Aim of the exercise: Within the records that follow, find every line containing the string "detached". Copy those lines.
** begin Given entries **
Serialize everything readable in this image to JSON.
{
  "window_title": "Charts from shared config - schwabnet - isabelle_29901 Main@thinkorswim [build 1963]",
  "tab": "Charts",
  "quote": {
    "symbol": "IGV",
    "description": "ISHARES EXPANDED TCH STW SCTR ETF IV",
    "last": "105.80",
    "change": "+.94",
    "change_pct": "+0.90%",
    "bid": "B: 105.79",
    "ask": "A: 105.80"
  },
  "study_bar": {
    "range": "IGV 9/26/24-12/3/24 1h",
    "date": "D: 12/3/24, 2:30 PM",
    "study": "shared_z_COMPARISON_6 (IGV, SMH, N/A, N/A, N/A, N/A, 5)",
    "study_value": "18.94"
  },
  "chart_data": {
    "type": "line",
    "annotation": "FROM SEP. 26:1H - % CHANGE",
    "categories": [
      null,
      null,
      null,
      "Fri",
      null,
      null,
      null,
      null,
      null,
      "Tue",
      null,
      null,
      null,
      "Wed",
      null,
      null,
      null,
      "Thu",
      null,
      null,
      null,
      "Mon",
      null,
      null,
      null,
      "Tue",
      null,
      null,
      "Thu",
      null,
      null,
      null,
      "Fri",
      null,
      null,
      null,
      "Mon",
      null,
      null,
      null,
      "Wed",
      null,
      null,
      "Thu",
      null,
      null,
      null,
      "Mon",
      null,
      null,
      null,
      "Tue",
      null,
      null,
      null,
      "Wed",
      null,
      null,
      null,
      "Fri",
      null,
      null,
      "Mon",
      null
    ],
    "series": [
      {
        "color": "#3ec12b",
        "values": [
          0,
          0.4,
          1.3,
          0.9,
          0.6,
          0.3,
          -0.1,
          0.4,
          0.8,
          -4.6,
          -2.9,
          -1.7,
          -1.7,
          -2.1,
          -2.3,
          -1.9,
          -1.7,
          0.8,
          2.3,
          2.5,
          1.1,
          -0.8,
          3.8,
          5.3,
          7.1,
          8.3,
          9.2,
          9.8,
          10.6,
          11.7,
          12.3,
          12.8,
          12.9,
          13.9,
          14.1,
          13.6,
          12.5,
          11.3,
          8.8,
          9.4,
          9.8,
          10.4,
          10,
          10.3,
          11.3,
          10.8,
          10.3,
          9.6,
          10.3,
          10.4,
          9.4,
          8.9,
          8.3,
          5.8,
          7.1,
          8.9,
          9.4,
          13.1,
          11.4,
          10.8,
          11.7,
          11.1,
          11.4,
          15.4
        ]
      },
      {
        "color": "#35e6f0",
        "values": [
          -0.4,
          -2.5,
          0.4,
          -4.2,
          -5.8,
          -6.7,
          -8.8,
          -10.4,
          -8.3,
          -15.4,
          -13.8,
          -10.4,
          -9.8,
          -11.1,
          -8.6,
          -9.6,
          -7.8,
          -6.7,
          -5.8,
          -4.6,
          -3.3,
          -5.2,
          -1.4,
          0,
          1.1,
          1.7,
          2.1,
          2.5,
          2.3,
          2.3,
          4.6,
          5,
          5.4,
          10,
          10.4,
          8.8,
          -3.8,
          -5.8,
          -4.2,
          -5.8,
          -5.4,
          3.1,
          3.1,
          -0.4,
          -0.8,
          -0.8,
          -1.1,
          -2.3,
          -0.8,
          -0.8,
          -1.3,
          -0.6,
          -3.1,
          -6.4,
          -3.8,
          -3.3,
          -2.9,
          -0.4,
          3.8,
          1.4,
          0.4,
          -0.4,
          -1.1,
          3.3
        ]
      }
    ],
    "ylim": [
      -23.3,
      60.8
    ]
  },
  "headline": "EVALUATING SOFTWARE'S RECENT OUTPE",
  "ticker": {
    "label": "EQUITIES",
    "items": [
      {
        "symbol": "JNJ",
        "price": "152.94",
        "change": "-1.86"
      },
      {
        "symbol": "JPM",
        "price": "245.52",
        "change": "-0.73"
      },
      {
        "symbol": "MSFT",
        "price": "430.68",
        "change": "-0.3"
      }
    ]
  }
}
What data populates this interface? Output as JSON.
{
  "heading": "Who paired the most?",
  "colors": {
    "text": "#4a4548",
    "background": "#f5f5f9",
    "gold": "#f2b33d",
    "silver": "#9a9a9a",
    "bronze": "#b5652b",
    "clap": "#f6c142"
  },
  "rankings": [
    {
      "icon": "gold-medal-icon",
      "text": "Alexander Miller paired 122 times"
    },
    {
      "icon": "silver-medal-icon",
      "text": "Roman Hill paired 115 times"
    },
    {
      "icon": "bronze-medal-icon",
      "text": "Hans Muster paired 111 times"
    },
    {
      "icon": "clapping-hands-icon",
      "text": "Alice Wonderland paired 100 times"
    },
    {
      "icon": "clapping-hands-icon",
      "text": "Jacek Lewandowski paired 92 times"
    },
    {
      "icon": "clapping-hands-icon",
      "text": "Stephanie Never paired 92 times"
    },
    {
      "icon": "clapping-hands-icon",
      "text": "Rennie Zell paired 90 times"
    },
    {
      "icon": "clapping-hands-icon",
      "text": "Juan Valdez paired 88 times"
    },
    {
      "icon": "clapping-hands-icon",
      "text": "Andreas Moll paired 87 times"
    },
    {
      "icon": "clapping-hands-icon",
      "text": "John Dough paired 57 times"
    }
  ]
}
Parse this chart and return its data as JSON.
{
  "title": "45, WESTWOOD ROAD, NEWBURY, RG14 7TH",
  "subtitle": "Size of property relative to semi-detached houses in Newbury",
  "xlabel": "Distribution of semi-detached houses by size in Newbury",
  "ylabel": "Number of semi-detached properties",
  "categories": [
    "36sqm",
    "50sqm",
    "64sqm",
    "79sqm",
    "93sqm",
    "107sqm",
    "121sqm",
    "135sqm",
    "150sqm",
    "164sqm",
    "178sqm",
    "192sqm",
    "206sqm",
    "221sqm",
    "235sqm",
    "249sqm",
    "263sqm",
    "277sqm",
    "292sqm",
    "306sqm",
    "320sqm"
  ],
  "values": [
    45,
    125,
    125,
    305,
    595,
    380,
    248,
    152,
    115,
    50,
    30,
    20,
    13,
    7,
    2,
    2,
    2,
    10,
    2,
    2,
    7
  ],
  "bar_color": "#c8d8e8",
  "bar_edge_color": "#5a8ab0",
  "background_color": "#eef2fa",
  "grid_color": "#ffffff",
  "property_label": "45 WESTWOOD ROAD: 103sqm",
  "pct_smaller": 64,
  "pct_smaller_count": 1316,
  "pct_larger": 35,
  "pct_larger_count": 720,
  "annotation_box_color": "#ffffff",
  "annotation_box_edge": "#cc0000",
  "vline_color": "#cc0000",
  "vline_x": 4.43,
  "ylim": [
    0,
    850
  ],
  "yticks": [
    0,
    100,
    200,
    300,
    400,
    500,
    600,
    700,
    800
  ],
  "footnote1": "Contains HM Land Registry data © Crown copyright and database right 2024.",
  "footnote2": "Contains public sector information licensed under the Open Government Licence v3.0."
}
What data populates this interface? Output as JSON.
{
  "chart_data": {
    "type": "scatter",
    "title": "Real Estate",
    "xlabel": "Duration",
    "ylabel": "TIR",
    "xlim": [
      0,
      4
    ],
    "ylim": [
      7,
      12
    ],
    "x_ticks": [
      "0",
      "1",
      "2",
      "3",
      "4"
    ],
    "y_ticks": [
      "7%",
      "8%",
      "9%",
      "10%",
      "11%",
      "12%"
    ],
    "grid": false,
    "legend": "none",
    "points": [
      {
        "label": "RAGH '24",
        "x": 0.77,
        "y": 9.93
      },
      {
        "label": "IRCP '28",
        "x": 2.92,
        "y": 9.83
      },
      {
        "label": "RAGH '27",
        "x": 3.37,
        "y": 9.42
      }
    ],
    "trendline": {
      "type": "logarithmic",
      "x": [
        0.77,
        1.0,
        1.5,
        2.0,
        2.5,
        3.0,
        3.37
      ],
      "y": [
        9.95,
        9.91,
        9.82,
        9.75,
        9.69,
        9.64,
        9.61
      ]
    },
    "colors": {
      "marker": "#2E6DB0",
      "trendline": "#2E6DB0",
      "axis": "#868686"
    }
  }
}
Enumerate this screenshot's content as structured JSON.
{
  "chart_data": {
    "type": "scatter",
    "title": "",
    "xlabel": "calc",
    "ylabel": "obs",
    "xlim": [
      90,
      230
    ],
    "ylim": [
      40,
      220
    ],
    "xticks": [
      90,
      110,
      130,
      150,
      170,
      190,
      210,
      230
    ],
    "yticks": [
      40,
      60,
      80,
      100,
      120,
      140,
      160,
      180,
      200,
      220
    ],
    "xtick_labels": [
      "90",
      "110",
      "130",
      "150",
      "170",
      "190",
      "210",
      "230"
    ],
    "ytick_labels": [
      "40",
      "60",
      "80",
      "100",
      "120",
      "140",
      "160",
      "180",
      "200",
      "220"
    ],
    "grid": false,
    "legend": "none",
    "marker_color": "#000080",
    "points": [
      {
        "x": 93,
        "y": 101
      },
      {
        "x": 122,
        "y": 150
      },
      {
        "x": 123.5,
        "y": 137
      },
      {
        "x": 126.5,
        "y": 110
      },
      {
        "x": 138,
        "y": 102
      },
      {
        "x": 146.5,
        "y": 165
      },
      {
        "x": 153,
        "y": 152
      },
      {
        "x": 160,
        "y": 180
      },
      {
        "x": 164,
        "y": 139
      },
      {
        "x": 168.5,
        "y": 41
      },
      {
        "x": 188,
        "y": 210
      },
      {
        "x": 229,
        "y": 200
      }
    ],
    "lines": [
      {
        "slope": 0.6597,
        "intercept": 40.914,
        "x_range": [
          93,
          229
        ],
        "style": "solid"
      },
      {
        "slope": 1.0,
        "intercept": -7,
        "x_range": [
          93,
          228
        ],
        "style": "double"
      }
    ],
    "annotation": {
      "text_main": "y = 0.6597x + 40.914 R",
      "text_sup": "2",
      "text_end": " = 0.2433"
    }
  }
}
** end Given entries **
Written response:
  "subtitle": "Size of property relative to semi-detached houses in Newbury",
  "xlabel": "Distribution of semi-detached houses by size in Newbury",
  "ylabel": "Number of semi-detached properties",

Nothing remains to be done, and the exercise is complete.